(Structured figure records)
===============

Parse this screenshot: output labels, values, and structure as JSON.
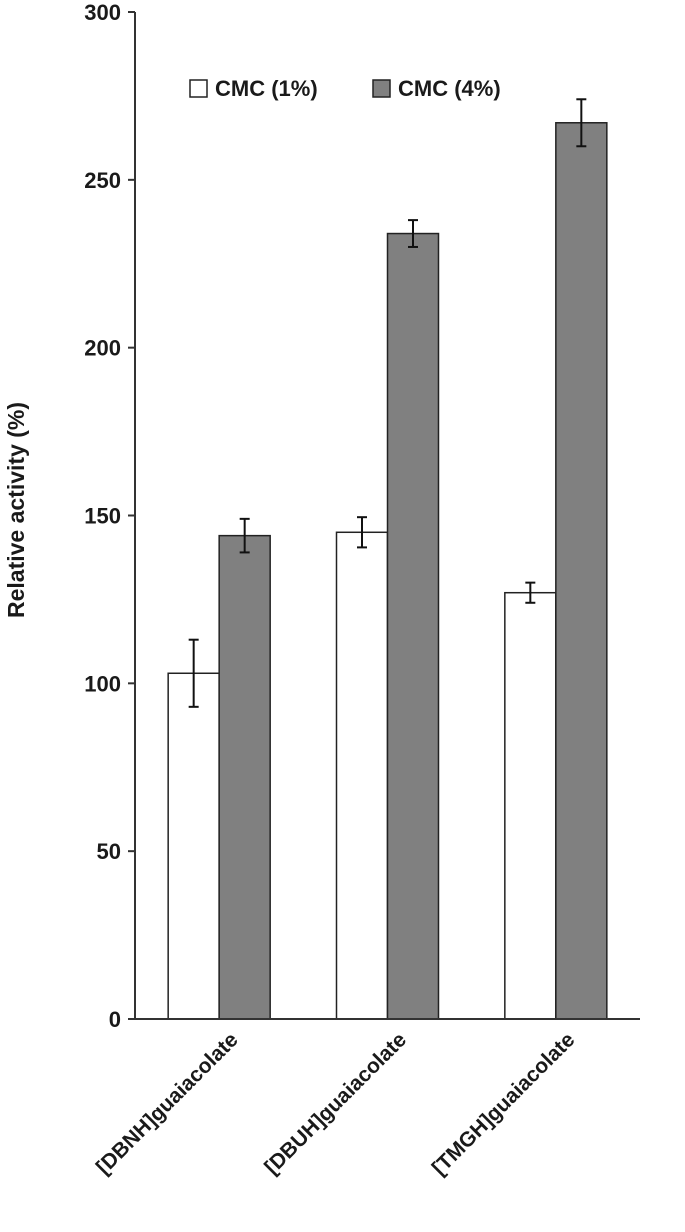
{
  "chart_data": {
    "type": "bar",
    "categories": [
      "[DBNH]guaiacolate",
      "[DBUH]guaiacolate",
      "[TMGH]guaiacolate"
    ],
    "series": [
      {
        "name": "CMC (1%)",
        "values": [
          103,
          145,
          127
        ],
        "errors": [
          10,
          4.5,
          3
        ],
        "color": "#ffffff"
      },
      {
        "name": "CMC (4%)",
        "values": [
          144,
          234,
          267
        ],
        "errors": [
          5,
          4,
          7
        ],
        "color": "#808080"
      }
    ],
    "ylabel": "Relative activity (%)",
    "xlabel": "",
    "ylim": [
      0,
      300
    ],
    "yticks": [
      0,
      50,
      100,
      150,
      200,
      250,
      300
    ],
    "grid": false,
    "legend_position": "top-left"
  }
}
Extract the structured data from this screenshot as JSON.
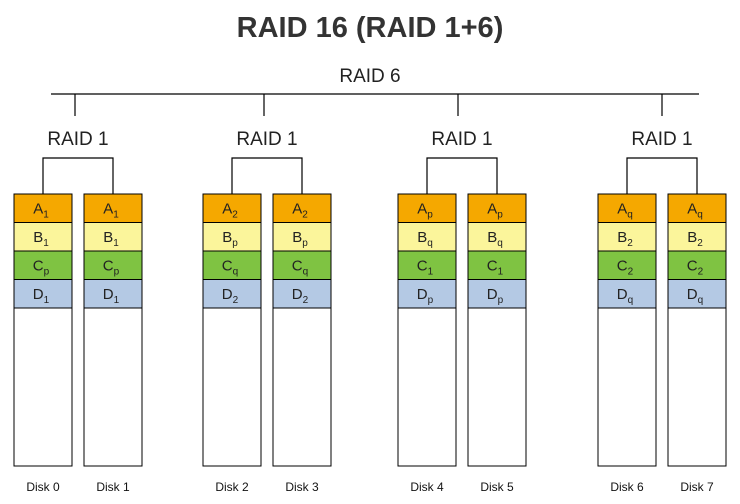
{
  "title": "RAID 16 (RAID 1+6)",
  "top_label": "RAID 6",
  "mirror_label": "RAID 1",
  "colors": {
    "row_a": "#f5a800",
    "row_b": "#fbf59b",
    "row_c": "#7fc342",
    "row_d": "#b4c9e4",
    "empty": "#ffffff",
    "border": "#000000"
  },
  "pairs": [
    {
      "label": "RAID 1",
      "disks": [
        {
          "name": "Disk 0",
          "blocks": [
            {
              "letter": "A",
              "sub": "1"
            },
            {
              "letter": "B",
              "sub": "1"
            },
            {
              "letter": "C",
              "sub": "p"
            },
            {
              "letter": "D",
              "sub": "1"
            }
          ]
        },
        {
          "name": "Disk 1",
          "blocks": [
            {
              "letter": "A",
              "sub": "1"
            },
            {
              "letter": "B",
              "sub": "1"
            },
            {
              "letter": "C",
              "sub": "p"
            },
            {
              "letter": "D",
              "sub": "1"
            }
          ]
        }
      ]
    },
    {
      "label": "RAID 1",
      "disks": [
        {
          "name": "Disk 2",
          "blocks": [
            {
              "letter": "A",
              "sub": "2"
            },
            {
              "letter": "B",
              "sub": "p"
            },
            {
              "letter": "C",
              "sub": "q"
            },
            {
              "letter": "D",
              "sub": "2"
            }
          ]
        },
        {
          "name": "Disk 3",
          "blocks": [
            {
              "letter": "A",
              "sub": "2"
            },
            {
              "letter": "B",
              "sub": "p"
            },
            {
              "letter": "C",
              "sub": "q"
            },
            {
              "letter": "D",
              "sub": "2"
            }
          ]
        }
      ]
    },
    {
      "label": "RAID 1",
      "disks": [
        {
          "name": "Disk 4",
          "blocks": [
            {
              "letter": "A",
              "sub": "p"
            },
            {
              "letter": "B",
              "sub": "q"
            },
            {
              "letter": "C",
              "sub": "1"
            },
            {
              "letter": "D",
              "sub": "p"
            }
          ]
        },
        {
          "name": "Disk 5",
          "blocks": [
            {
              "letter": "A",
              "sub": "p"
            },
            {
              "letter": "B",
              "sub": "q"
            },
            {
              "letter": "C",
              "sub": "1"
            },
            {
              "letter": "D",
              "sub": "p"
            }
          ]
        }
      ]
    },
    {
      "label": "RAID 1",
      "disks": [
        {
          "name": "Disk 6",
          "blocks": [
            {
              "letter": "A",
              "sub": "q"
            },
            {
              "letter": "B",
              "sub": "2"
            },
            {
              "letter": "C",
              "sub": "2"
            },
            {
              "letter": "D",
              "sub": "q"
            }
          ]
        },
        {
          "name": "Disk 7",
          "blocks": [
            {
              "letter": "A",
              "sub": "q"
            },
            {
              "letter": "B",
              "sub": "2"
            },
            {
              "letter": "C",
              "sub": "2"
            },
            {
              "letter": "D",
              "sub": "q"
            }
          ]
        }
      ]
    }
  ]
}
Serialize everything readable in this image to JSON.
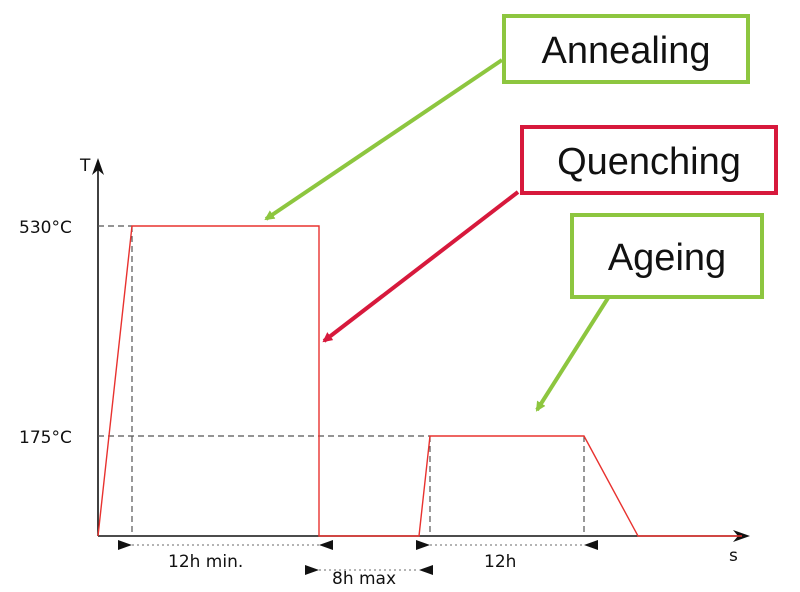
{
  "axes": {
    "y_label": "T",
    "x_label": "s"
  },
  "levels": {
    "high": "530°C",
    "low": "175°C"
  },
  "callouts": {
    "annealing": {
      "label": "Annealing",
      "color": "#8dc63f"
    },
    "quenching": {
      "label": "Quenching",
      "color": "#d7193c"
    },
    "ageing": {
      "label": "Ageing",
      "color": "#8dc63f"
    }
  },
  "dimensions": {
    "anneal_time": "12h min.",
    "gap_time": "8h max",
    "ageing_time": "12h"
  },
  "colors": {
    "profile": "#e8322f",
    "axis": "#111111",
    "guide": "#555555"
  }
}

===============

▸ Prompt
Reproduce the entries above exactly. Do not include the images.

▸ Worked solution
Parse this screenshot: output labels, values, and structure as JSON.
{
  "chart_data": {
    "type": "bar",
    "categories": [
      "[DBNH]guaiacolate",
      "[DBUH]guaiacolate",
      "[TMGH]guaiacolate"
    ],
    "series": [
      {
        "name": "CMC (1%)",
        "values": [
          103,
          145,
          127
        ],
        "errors": [
          10,
          4.5,
          3
        ],
        "color": "#ffffff"
      },
      {
        "name": "CMC (4%)",
        "values": [
          144,
          234,
          267
        ],
        "errors": [
          5,
          4,
          7
        ],
        "color": "#808080"
      }
    ],
    "ylabel": "Relative activity (%)",
    "xlabel": "",
    "ylim": [
      0,
      300
    ],
    "yticks": [
      0,
      50,
      100,
      150,
      200,
      250,
      300
    ],
    "grid": false,
    "legend_position": "top-left"
  }
}
Extract the structured data from this screenshot as JSON.
{
  "title": "RAID 16 (RAID 1+6)",
  "top_label": "RAID 6",
  "mirror_label": "RAID 1",
  "colors": {
    "row_a": "#f5a800",
    "row_b": "#fbf59b",
    "row_c": "#7fc342",
    "row_d": "#b4c9e4",
    "empty": "#ffffff",
    "border": "#000000"
  },
  "pairs": [
    {
      "label": "RAID 1",
      "disks": [
        {
          "name": "Disk 0",
          "blocks": [
            {
              "letter": "A",
              "sub": "1"
            },
            {
              "letter": "B",
              "sub": "1"
            },
            {
              "letter": "C",
              "sub": "p"
            },
            {
              "letter": "D",
              "sub": "1"
            }
          ]
        },
        {
          "name": "Disk 1",
          "blocks": [
            {
              "letter": "A",
              "sub": "1"
            },
            {
              "letter": "B",
              "sub": "1"
            },
            {
              "letter": "C",
              "sub": "p"
            },
            {
              "letter": "D",
              "sub": "1"
            }
          ]
        }
      ]
    },
    {
      "label": "RAID 1",
      "disks": [
        {
          "name": "Disk 2",
          "blocks": [
            {
              "letter": "A",
              "sub": "2"
            },
            {
              "letter": "B",
              "sub": "p"
            },
            {
              "letter": "C",
              "sub": "q"
            },
            {
              "letter": "D",
              "sub": "2"
            }
          ]
        },
        {
          "name": "Disk 3",
          "blocks": [
            {
              "letter": "A",
              "sub": "2"
            },
            {
              "letter": "B",
              "sub": "p"
            },
            {
              "letter": "C",
              "sub": "q"
            },
            {
              "letter": "D",
              "sub": "2"
            }
          ]
        }
      ]
    },
    {
      "label": "RAID 1",
      "disks": [
        {
          "name": "Disk 4",
          "blocks": [
            {
              "letter": "A",
              "sub": "p"
            },
            {
              "letter": "B",
              "sub": "q"
            },
            {
              "letter": "C",
              "sub": "1"
            },
            {
              "letter": "D",
              "sub": "p"
            }
          ]
        },
        {
          "name": "Disk 5",
          "blocks": [
            {
              "letter": "A",
              "sub": "p"
            },
            {
              "letter": "B",
              "sub": "q"
            },
            {
              "letter": "C",
              "sub": "1"
            },
            {
              "letter": "D",
              "sub": "p"
            }
          ]
        }
      ]
    },
    {
      "label": "RAID 1",
      "disks": [
        {
          "name": "Disk 6",
          "blocks": [
            {
              "letter": "A",
              "sub": "q"
            },
            {
              "letter": "B",
              "sub": "2"
            },
            {
              "letter": "C",
              "sub": "2"
            },
            {
              "letter": "D",
              "sub": "q"
            }
          ]
        },
        {
          "name": "Disk 7",
          "blocks": [
            {
              "letter": "A",
              "sub": "q"
            },
            {
              "letter": "B",
              "sub": "2"
            },
            {
              "letter": "C",
              "sub": "2"
            },
            {
              "letter": "D",
              "sub": "q"
            }
          ]
        }
      ]
    }
  ]
}
Serialize everything readable in this image to JSON.
{
  "axes": {
    "y_label": "T",
    "x_label": "s"
  },
  "levels": {
    "high": "530°C",
    "low": "175°C"
  },
  "callouts": {
    "annealing": {
      "label": "Annealing",
      "color": "#8dc63f"
    },
    "quenching": {
      "label": "Quenching",
      "color": "#d7193c"
    },
    "ageing": {
      "label": "Ageing",
      "color": "#8dc63f"
    }
  },
  "dimensions": {
    "anneal_time": "12h min.",
    "gap_time": "8h max",
    "ageing_time": "12h"
  },
  "colors": {
    "profile": "#e8322f",
    "axis": "#111111",
    "guide": "#555555"
  }
}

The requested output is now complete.